- WHAT TO DO: Write out the data below in full. Keep it exact.

==== GIVEN RECORDS ====

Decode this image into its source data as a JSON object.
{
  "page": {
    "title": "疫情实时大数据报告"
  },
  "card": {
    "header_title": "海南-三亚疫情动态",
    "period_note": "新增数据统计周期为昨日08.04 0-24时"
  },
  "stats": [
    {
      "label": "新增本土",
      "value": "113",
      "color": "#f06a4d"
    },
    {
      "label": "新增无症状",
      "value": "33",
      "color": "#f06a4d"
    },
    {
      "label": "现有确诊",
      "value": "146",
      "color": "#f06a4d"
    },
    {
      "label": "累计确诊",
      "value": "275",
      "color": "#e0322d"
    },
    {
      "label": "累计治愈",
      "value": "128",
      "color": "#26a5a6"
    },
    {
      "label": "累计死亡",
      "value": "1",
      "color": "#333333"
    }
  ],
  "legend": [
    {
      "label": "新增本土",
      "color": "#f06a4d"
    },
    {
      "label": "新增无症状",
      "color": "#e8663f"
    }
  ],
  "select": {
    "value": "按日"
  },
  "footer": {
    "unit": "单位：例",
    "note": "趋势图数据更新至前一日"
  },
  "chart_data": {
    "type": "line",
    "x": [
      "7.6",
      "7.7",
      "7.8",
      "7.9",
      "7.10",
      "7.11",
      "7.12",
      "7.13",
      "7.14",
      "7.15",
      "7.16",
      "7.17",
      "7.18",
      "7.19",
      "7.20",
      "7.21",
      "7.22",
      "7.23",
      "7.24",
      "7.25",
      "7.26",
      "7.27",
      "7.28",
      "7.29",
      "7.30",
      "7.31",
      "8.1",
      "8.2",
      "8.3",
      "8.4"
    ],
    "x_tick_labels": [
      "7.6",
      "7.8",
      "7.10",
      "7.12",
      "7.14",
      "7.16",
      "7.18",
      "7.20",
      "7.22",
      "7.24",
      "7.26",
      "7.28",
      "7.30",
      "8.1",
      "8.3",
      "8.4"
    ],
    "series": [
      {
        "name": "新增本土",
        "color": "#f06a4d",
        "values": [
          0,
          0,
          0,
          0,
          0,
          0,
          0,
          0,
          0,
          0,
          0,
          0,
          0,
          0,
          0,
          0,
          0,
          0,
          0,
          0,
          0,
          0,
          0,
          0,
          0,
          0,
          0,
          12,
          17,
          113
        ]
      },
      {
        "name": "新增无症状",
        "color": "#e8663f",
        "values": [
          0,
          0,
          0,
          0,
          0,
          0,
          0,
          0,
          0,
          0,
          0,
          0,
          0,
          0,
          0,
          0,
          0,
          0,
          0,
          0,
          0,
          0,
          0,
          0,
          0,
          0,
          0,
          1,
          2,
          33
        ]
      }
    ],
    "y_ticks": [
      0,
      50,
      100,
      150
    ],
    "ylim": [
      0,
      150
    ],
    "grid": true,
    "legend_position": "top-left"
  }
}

====

- ANSWER:
Decode this image into its source data as a JSON object.
{
  "page": {
    "title": "疫情实时大数据报告"
  },
  "card": {
    "header_title": "海南-三亚疫情动态",
    "period_note": "新增数据统计周期为昨日08.04 0-24时"
  },
  "stats": [
    {
      "label": "新增本土",
      "value": "113",
      "color": "#f06a4d"
    },
    {
      "label": "新增无症状",
      "value": "33",
      "color": "#f06a4d"
    },
    {
      "label": "现有确诊",
      "value": "146",
      "color": "#f06a4d"
    },
    {
      "label": "累计确诊",
      "value": "275",
      "color": "#e0322d"
    },
    {
      "label": "累计治愈",
      "value": "128",
      "color": "#26a5a6"
    },
    {
      "label": "累计死亡",
      "value": "1",
      "color": "#333333"
    }
  ],
  "legend": [
    {
      "label": "新增本土",
      "color": "#f06a4d"
    },
    {
      "label": "新增无症状",
      "color": "#e8663f"
    }
  ],
  "select": {
    "value": "按日"
  },
  "footer": {
    "unit": "单位：例",
    "note": "趋势图数据更新至前一日"
  },
  "chart_data": {
    "type": "line",
    "x": [
      "7.6",
      "7.7",
      "7.8",
      "7.9",
      "7.10",
      "7.11",
      "7.12",
      "7.13",
      "7.14",
      "7.15",
      "7.16",
      "7.17",
      "7.18",
      "7.19",
      "7.20",
      "7.21",
      "7.22",
      "7.23",
      "7.24",
      "7.25",
      "7.26",
      "7.27",
      "7.28",
      "7.29",
      "7.30",
      "7.31",
      "8.1",
      "8.2",
      "8.3",
      "8.4"
    ],
    "x_tick_labels": [
      "7.6",
      "7.8",
      "7.10",
      "7.12",
      "7.14",
      "7.16",
      "7.18",
      "7.20",
      "7.22",
      "7.24",
      "7.26",
      "7.28",
      "7.30",
      "8.1",
      "8.3",
      "8.4"
    ],
    "series": [
      {
        "name": "新增本土",
        "color": "#f06a4d",
        "values": [
          0,
          0,
          0,
          0,
          0,
          0,
          0,
          0,
          0,
          0,
          0,
          0,
          0,
          0,
          0,
          0,
          0,
          0,
          0,
          0,
          0,
          0,
          0,
          0,
          0,
          0,
          0,
          12,
          17,
          113
        ]
      },
      {
        "name": "新增无症状",
        "color": "#e8663f",
        "values": [
          0,
          0,
          0,
          0,
          0,
          0,
          0,
          0,
          0,
          0,
          0,
          0,
          0,
          0,
          0,
          0,
          0,
          0,
          0,
          0,
          0,
          0,
          0,
          0,
          0,
          0,
          0,
          1,
          2,
          33
        ]
      }
    ],
    "y_ticks": [
      0,
      50,
      100,
      150
    ],
    "ylim": [
      0,
      150
    ],
    "grid": true,
    "legend_position": "top-left"
  }
}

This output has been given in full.